══ Extract ══
If businesses have no cash in the bank and cannot pay their bills, their creditors will ultimately call in the liquidators. And, as Chris Lilly points out in The Start-up Survival Guide, trading while not having a reasonable idea as to how bills are going to be met is unlawful.

Poor management of cashflow is said to the prime reason for the failure of small firms, and as many as 10,000 UK businesses go to the wall each year because of late payment of monies due.

Here, Steve Lodge presents 25 tips for boosting your overall cashflow position.

1. BILL PROMPTLY

It may be all to easy to be distracted by the next job, but it's important to issue invoices promptly once work is done: realistically, customers are going to pay only if they actually receive an invoice. Consider having a system for sending out invoices, say, within 24 hours of a chargeable event. If you have a system for producing immediate invoices then arguably you are also in a better position to ask for payment on delivery. Use first-class mail, and on very large accounts phone the customer to confirm that invoices have been received.

2. AGREE TERMS UPFRONT

If you can get paid when an order is placed, on completion or delivery, then all the better. But getting paid so quickly may not always be possible - in which case you should at the very least find out when your customer plans to pay you. Ideally, you should seek to reach agreement on acceptable payment terms in advance, and confirm these in writing to help avoid disputes down the line. Your firm should also have its own defined credit policy, and you should make customers aware of this in the absence of other agreement. When taking on bigger and longer-term projects - or clients - agree a regular payment schedule rather than letting the full amount build up to completion of a job. Note that it may be in your customer's interest that you don't go out of business trying to meet its demands.
═══
_Exercise set_
**a)** Repeat the cashflow text from "It may be all" to "have been received.".
**b)** Answer these questions from the cashflow text:
(i) How many UK businesses go to the wall each year because of late payment?
(ii) Within how many hours of a chargeable event might invoices be sent out?
(iii) What should be agreed for bigger and longer-term projects or clients?
The data that comes next is taken from a separate source.
══ Data rows ══
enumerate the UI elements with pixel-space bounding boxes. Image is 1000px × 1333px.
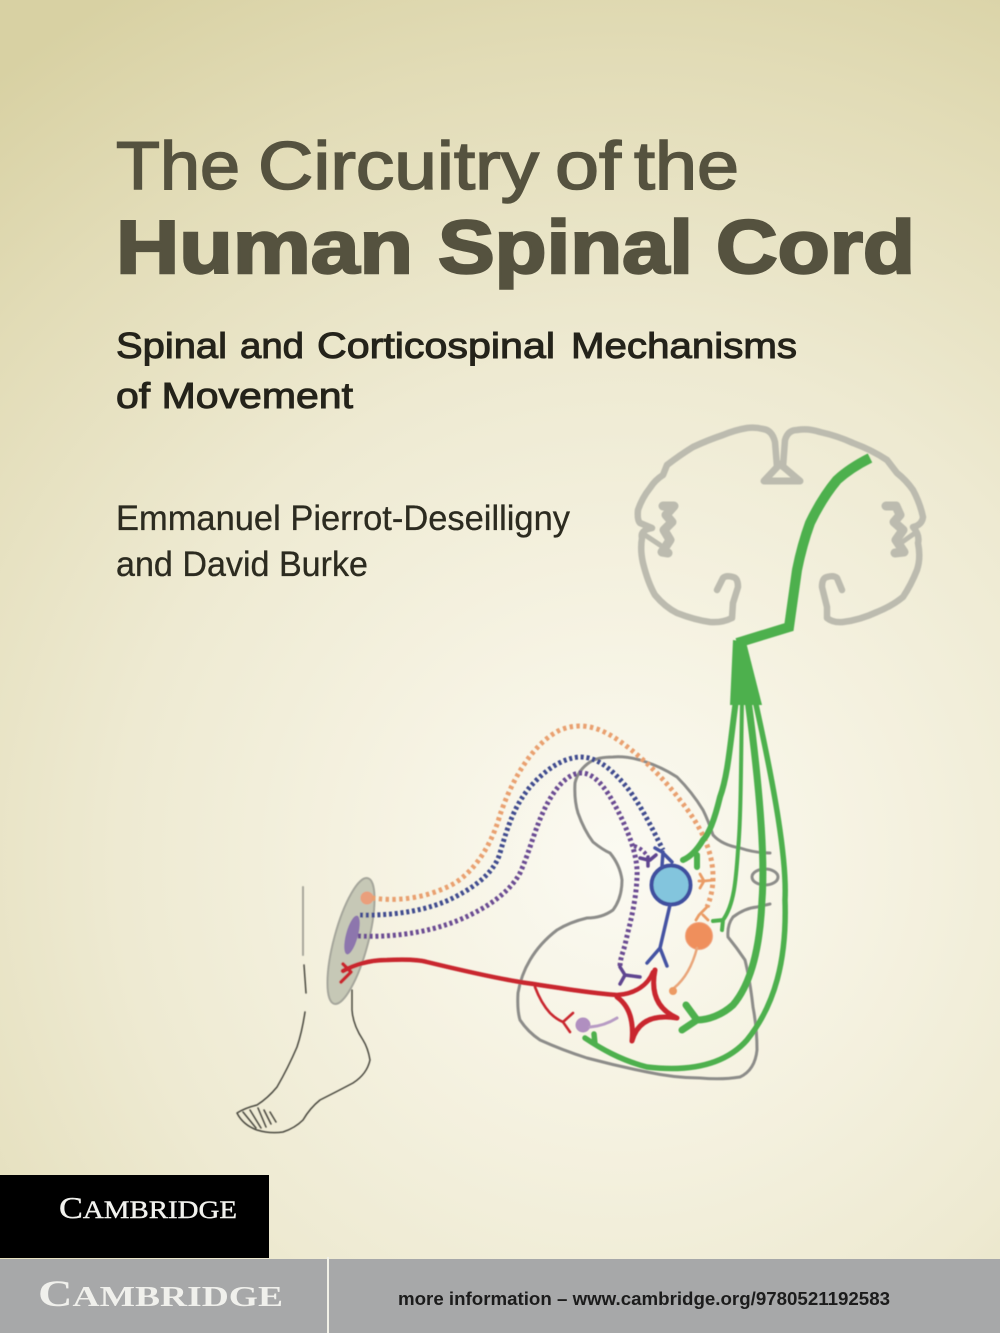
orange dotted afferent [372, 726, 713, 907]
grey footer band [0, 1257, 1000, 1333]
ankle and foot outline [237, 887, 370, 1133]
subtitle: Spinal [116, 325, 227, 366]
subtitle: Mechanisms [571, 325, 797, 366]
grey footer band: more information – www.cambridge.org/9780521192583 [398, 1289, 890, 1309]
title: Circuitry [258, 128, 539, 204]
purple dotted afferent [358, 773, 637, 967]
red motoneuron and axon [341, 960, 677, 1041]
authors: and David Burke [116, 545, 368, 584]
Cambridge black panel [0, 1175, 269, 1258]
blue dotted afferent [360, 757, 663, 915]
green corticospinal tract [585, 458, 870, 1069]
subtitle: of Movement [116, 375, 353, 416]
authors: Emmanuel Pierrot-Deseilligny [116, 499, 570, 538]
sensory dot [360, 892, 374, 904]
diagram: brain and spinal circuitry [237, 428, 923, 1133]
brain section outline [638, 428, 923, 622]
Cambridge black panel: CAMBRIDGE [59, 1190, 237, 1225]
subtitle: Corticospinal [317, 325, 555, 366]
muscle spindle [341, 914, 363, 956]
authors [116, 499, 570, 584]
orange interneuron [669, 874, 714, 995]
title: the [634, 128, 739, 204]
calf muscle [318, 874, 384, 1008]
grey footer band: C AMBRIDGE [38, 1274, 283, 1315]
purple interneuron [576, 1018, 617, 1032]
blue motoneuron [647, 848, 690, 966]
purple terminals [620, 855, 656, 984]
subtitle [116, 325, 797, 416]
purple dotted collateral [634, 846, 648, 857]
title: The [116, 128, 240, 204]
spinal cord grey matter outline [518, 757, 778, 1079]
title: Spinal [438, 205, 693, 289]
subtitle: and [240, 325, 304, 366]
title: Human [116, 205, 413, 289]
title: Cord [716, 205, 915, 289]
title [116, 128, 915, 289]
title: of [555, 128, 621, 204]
═══
_Per-task answers_
**a)**
It may be all to easy to be distracted by the next job, but it's important to issue invoices promptly once work is done: realistically, customers are going to pay only if they actually receive an invoice. Consider having a system for sending out invoices, say, within 24 hours of a chargeable event. If you have a system for producing immediate invoices then arguably you are also in a better position to ask for payment on delivery. Use first-class mail, and on very large accounts phone the customer to confirm that invoices have been received.

**b)**
(i) As many as 10,000.
(ii) Within 24 hours.
(iii) A regular payment schedule.